Rumusan filosofis seberapa manfaatkah bendera Aceh bisa dijawab ketika seorang Nek Maryam di Desa Pulo Blang Kecamatan Darul Ihsan Kabupaten Aceh Timur pada tahun 2017 dimintakan untuk mengibarkan bendera merah putih akan tetapi yang dinaikkan oleh Nek Maryam adalah bendera Aceh (bendera bulan bintang). Artinya, bendera Aceh sudah mendarah daging bagi rakyat Aceh, tidak bisa dinafikan bendera ini simbol kekhususan dan keistimewaan bagi rakyat Aceh. Bendera Aceh diperuntukkan bukan untuk eksistensi kedaulatan rakyat tetapi memperkuat persatuan dan kesatuan masyarakat Aceh dalam kebhinekaan, menjunjung tinggi kehormatan dan human dignity nya rakyat Aceh. Pemerintah Indonesia harus melihat human dignity rakyat Aceh jika tidak maka persoalan bendera Aceh tidak akan pernah diselesaikan hingga sampai sekarang. Jika masih berpangku pada tataran norma-norma yuridis maka bangs aini tentu dikhawatir akan pecah kembali dikemudian hari.

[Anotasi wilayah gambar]

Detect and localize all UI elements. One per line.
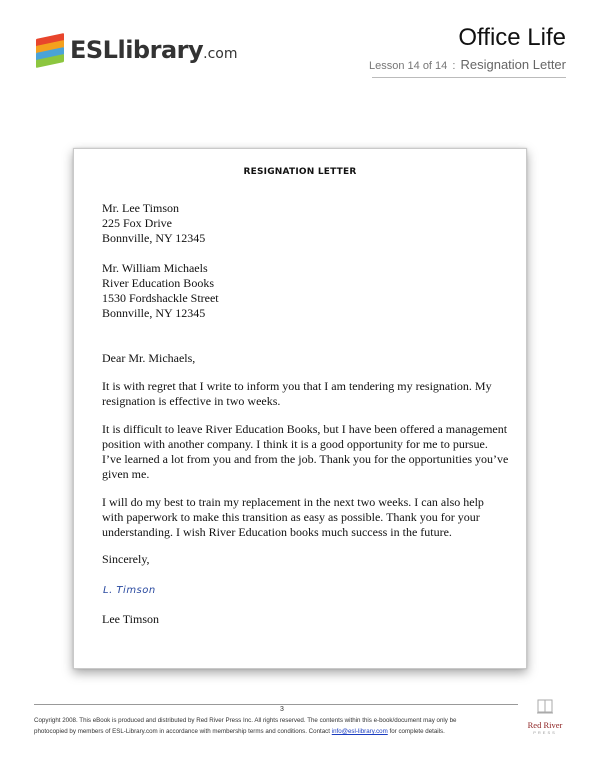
lesson-indicator: Lesson 14 of 14 : Resignation Letter (369, 57, 566, 72)
header-divider (372, 77, 566, 78)
sender-line: Mr. Lee Timson (102, 201, 180, 215)
page-title: Office Life (458, 24, 566, 51)
letter-body (102, 201, 512, 627)
book-icon (533, 698, 557, 716)
red-river-press-logo (520, 698, 570, 735)
closing: Sincerely, (102, 552, 150, 566)
recipient-line: 1530 Fordshackle Street (102, 291, 219, 305)
salutation: Dear Mr. Michaels, (102, 351, 196, 365)
press-subtitle: PRESS (533, 730, 557, 735)
handwritten-signature: L. Timson (103, 585, 156, 596)
letter-heading: RESIGNATION LETTER (243, 167, 357, 177)
lesson-topic: Resignation Letter (460, 57, 566, 72)
recipient-line: Bonnville, NY 12345 (102, 306, 206, 320)
page-number: 3 (280, 706, 284, 713)
paragraph-3: I will do my best to train my replacement in the next two weeks. I can also help with paperwork to make this transition as easy as possible. Thank you for your understanding. I wish River Education books much success in the future. (102, 495, 484, 539)
recipient-line: River Education Books (102, 276, 214, 290)
contact-email-link[interactable]: info@esl-library.com (331, 728, 388, 735)
sender-line: Bonnville, NY 12345 (102, 231, 206, 245)
copyright-notice: Copyright 2008. This eBook is produced and distributed by Red River Press Inc. All rights reserved. The contents within this e-book/document may only be photocopied by members of ESL-Library.com in accordance with membership terms and conditions. Contact info@esl-library.com for complete details. (34, 717, 457, 735)
logo-wordmark: ESLlibrary.com (70, 36, 238, 64)
paragraph-2: It is difficult to leave River Education Books, but I have been offered a management position with another company. I think it is a good opportunity for me to pursue. I’ve learned a lot from you and from the job. Thank you for the opportunities you’ve given me. (102, 422, 509, 481)
signed-name: Lee Timson (102, 612, 160, 626)
recipient-line: Mr. William Michaels (102, 261, 208, 275)
recipient-address (102, 261, 512, 321)
books-stack-icon (34, 34, 66, 66)
letter-sheet (73, 148, 527, 669)
lesson-label: Lesson 14 of 14 (369, 60, 448, 72)
footer-divider (34, 704, 518, 705)
esl-library-logo (34, 34, 237, 66)
sender-address (102, 201, 512, 246)
paragraph-1: It is with regret that I write to inform you that I am tendering my resignation. My resignation is effective in two weeks. (102, 379, 492, 408)
press-name: Red River (527, 720, 563, 730)
sender-line: 225 Fox Drive (102, 216, 172, 230)
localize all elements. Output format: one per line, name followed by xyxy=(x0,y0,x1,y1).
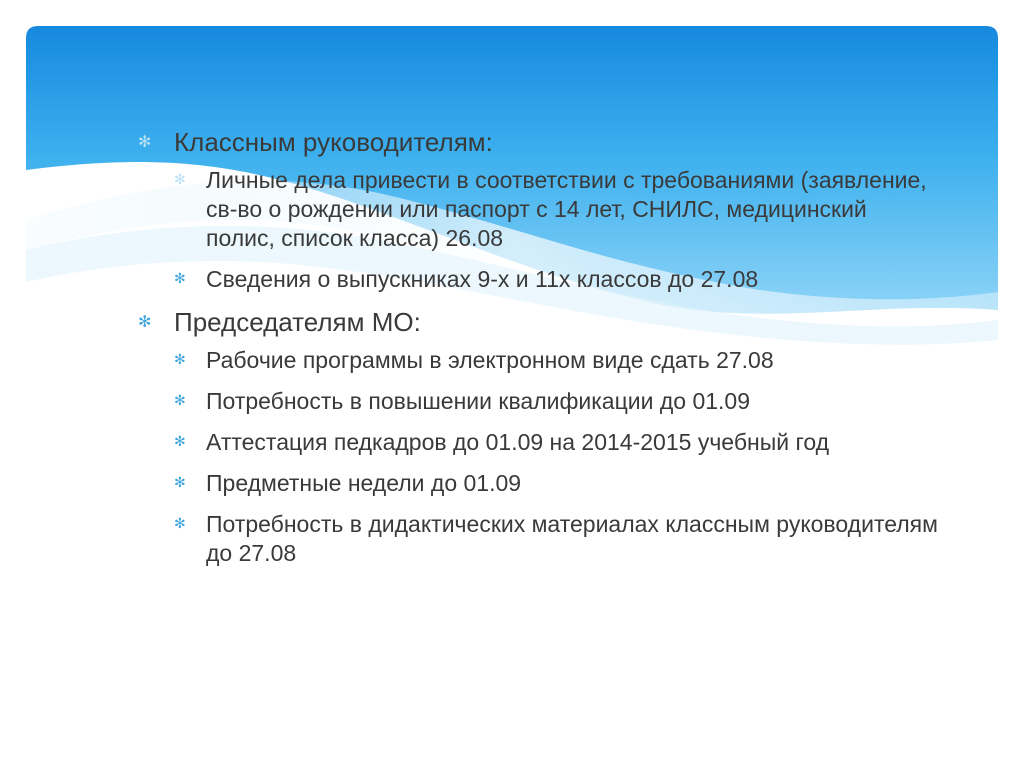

TUGAS WAJIB 1:
Sebutkan nama desa, kecamatan, dan kabupaten yang disebut dalam teks tentang bendera Aceh.
TUGAS WAJIB 2:
Sajikan baris-baris dalam daftar sebagai tabel Markdown dengan kolom Nomor dan Baris daftar, mulai dari baris yang memuat "lesson-indicator: Lesson 14" sampai baris yang memuat "letter-body (102, 201, 512, 627)", kedua ujungnya ikut.

JAWABAN DIHARAPKAN 1:
- Desa Pulo Blang
- Kecamatan Darul Ihsan
- Kabupaten Aceh Timur

JAWABAN DIHARAPKAN 2:
| Nomor | Baris daftar |
|---|---|
| 1 | lesson-indicator: Lesson 14 of 14 : Resignation Letter (369, 57, 566, 72) |
| 2 | header-divider (372, 77, 566, 78) |
| 3 | sender-line: Mr. Lee Timson (102, 201, 180, 215) |
| 4 | page-title: Office Life (458, 24, 566, 51) |
| 5 | letter-body (102, 201, 512, 627) |